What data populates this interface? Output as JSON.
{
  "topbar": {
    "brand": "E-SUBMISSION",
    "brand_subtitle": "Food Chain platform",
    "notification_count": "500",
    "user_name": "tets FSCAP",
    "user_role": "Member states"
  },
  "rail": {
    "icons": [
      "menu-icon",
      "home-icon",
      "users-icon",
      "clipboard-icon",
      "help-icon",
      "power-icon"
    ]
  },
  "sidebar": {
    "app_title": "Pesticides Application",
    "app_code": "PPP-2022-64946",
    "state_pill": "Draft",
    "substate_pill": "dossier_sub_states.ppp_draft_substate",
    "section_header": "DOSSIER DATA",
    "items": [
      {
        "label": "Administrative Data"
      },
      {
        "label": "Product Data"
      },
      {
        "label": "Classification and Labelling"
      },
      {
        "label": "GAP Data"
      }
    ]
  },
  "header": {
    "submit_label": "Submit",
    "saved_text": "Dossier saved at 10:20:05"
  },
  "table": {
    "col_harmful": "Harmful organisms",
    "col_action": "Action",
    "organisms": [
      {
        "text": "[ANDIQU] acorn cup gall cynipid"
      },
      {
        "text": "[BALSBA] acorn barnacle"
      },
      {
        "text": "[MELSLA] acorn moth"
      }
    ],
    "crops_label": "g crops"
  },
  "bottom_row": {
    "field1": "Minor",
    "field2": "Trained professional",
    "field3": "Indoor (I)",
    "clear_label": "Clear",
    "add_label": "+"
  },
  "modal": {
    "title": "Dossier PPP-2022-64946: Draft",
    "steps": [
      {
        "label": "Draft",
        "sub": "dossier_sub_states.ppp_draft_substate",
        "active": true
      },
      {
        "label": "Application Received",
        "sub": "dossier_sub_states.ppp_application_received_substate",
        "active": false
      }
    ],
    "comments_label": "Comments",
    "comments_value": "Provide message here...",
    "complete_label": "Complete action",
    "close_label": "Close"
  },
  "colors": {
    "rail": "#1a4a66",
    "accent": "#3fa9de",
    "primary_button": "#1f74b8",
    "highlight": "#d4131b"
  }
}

* [STATED PROBLEM]:
For each line in the data above that contains the string "acorn", extract the line.

* [THE RESULT]:
        "text": "[ANDIQU] acorn cup gall cynipid"
        "text": "[BALSBA] acorn barnacle"
        "text": "[MELSLA] acorn moth"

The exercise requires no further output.